━━━ ENTRIES SHOWN

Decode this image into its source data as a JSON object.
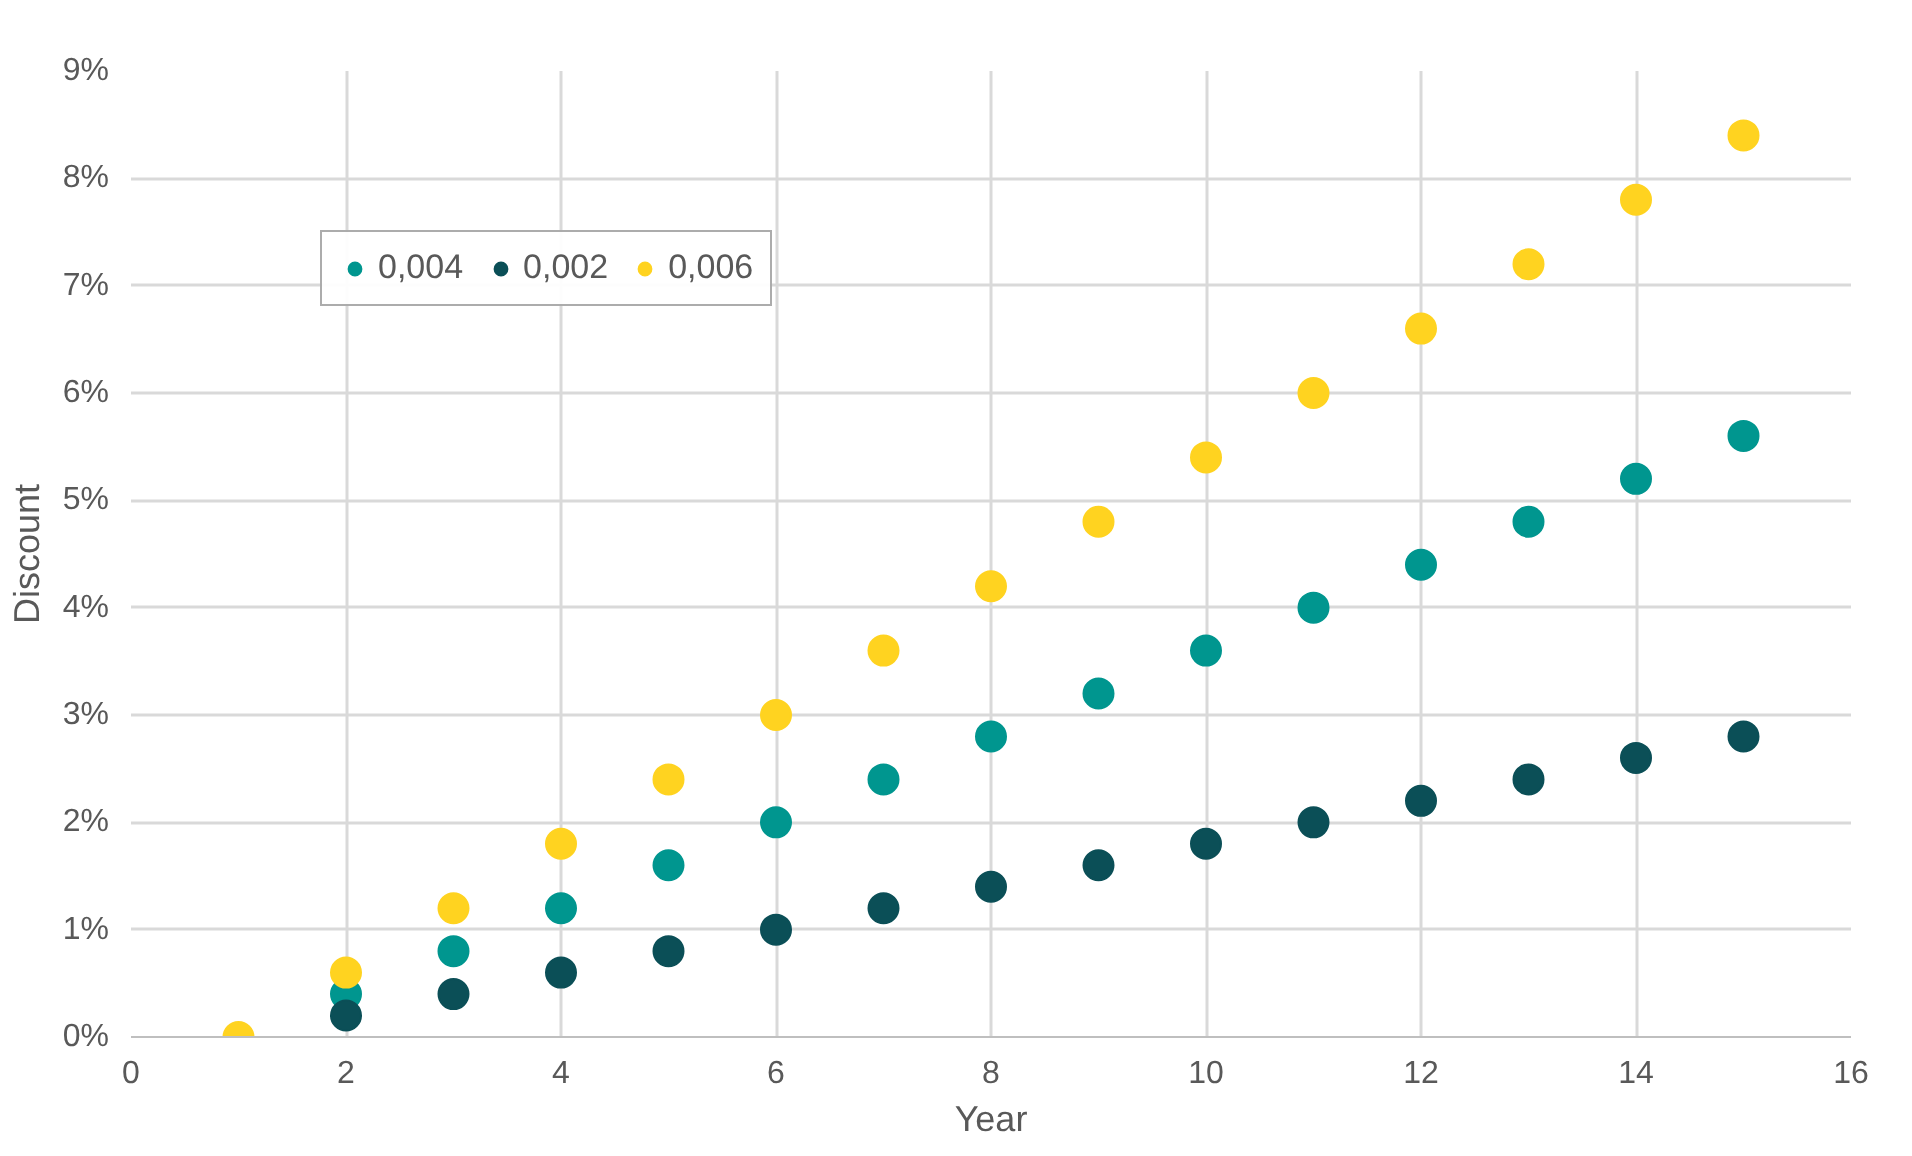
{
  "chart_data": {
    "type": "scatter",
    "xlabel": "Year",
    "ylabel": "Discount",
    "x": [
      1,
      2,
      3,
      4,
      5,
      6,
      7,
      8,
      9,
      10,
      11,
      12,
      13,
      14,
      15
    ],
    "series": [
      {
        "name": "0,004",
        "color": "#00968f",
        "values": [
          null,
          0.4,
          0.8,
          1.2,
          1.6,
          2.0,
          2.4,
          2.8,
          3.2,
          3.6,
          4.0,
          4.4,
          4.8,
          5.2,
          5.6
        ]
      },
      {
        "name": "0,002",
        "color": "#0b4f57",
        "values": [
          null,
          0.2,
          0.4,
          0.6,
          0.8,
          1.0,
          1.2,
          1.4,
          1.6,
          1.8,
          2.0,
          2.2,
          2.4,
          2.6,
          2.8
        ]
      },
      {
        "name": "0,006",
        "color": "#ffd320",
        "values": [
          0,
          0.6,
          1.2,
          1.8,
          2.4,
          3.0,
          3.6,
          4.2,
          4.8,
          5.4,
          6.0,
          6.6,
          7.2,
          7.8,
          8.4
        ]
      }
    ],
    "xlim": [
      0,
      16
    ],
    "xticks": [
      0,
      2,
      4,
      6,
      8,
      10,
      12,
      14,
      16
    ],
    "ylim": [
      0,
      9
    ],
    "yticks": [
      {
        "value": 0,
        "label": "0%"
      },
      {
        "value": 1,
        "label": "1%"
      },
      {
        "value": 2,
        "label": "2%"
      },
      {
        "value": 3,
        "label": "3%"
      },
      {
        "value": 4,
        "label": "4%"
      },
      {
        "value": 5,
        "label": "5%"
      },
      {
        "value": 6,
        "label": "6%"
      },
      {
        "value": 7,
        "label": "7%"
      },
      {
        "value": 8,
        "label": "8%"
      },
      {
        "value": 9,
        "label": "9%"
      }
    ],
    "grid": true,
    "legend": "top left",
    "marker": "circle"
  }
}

━━━━━━

Select all lines with the word "color" from the entries above.

        "color": "#00968f",
        "color": "#0b4f57",
        "color": "#ffd320",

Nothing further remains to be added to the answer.